* [Available data]
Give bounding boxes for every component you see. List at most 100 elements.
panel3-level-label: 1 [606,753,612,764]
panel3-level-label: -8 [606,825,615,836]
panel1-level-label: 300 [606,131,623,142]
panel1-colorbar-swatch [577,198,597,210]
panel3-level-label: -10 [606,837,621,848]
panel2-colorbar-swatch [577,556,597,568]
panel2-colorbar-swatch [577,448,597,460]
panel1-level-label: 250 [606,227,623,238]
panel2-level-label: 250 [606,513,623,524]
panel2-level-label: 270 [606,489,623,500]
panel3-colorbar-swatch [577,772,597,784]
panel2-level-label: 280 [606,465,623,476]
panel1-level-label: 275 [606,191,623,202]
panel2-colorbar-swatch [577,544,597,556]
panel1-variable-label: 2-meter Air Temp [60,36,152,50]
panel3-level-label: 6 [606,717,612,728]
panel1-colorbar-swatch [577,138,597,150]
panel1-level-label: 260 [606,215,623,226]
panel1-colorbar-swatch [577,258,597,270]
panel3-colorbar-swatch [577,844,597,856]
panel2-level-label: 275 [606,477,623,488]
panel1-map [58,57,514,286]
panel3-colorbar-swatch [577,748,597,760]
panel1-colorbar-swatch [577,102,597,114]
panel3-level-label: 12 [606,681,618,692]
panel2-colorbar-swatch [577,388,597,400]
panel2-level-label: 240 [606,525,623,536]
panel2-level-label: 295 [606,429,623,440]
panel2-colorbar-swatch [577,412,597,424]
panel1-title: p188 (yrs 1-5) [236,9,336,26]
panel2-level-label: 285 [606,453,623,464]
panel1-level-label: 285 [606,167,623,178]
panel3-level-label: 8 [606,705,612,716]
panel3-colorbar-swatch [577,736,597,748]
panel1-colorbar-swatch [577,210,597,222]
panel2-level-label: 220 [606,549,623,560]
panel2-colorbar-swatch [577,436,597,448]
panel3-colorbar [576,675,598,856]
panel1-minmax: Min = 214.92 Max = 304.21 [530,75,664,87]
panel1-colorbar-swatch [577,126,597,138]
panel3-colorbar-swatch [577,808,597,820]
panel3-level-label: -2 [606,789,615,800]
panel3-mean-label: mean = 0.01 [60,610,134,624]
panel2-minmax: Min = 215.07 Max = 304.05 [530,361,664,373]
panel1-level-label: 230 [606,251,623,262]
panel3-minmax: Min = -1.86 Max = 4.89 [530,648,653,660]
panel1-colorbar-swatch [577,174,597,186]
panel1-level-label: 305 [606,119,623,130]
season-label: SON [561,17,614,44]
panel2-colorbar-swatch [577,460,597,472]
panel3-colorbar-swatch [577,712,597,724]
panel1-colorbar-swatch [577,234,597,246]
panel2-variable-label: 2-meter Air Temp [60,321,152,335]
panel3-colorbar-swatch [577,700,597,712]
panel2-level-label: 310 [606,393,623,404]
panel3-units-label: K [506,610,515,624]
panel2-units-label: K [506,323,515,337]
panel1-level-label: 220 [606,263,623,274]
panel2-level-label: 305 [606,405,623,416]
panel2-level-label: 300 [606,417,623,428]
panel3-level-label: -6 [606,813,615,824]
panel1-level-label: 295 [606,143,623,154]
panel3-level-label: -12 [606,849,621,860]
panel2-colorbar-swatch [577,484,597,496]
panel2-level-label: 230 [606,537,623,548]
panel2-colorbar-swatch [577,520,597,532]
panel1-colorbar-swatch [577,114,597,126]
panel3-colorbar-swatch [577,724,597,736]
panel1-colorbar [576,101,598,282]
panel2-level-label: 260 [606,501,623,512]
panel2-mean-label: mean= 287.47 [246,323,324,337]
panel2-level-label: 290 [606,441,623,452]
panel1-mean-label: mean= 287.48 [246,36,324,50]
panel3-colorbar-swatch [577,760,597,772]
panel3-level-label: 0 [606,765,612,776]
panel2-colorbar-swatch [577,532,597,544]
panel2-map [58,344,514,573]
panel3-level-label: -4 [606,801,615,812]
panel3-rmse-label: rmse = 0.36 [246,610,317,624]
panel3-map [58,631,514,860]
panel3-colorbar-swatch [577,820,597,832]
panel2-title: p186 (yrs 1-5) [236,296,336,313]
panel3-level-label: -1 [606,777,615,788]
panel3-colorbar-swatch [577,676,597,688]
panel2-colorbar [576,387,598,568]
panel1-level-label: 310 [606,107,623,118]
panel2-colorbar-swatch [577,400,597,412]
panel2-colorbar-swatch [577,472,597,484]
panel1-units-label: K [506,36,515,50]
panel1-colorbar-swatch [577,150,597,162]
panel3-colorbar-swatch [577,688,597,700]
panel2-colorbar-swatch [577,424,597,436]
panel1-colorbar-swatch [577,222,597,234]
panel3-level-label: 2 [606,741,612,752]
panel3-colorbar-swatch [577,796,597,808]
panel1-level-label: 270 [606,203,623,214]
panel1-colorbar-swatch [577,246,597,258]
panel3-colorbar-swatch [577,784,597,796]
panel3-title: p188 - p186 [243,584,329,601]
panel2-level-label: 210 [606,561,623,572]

* [Directions for this task]
Tally the lines in the data above that contain the word "meter", and reply with the number alone.

* [Full solution]
2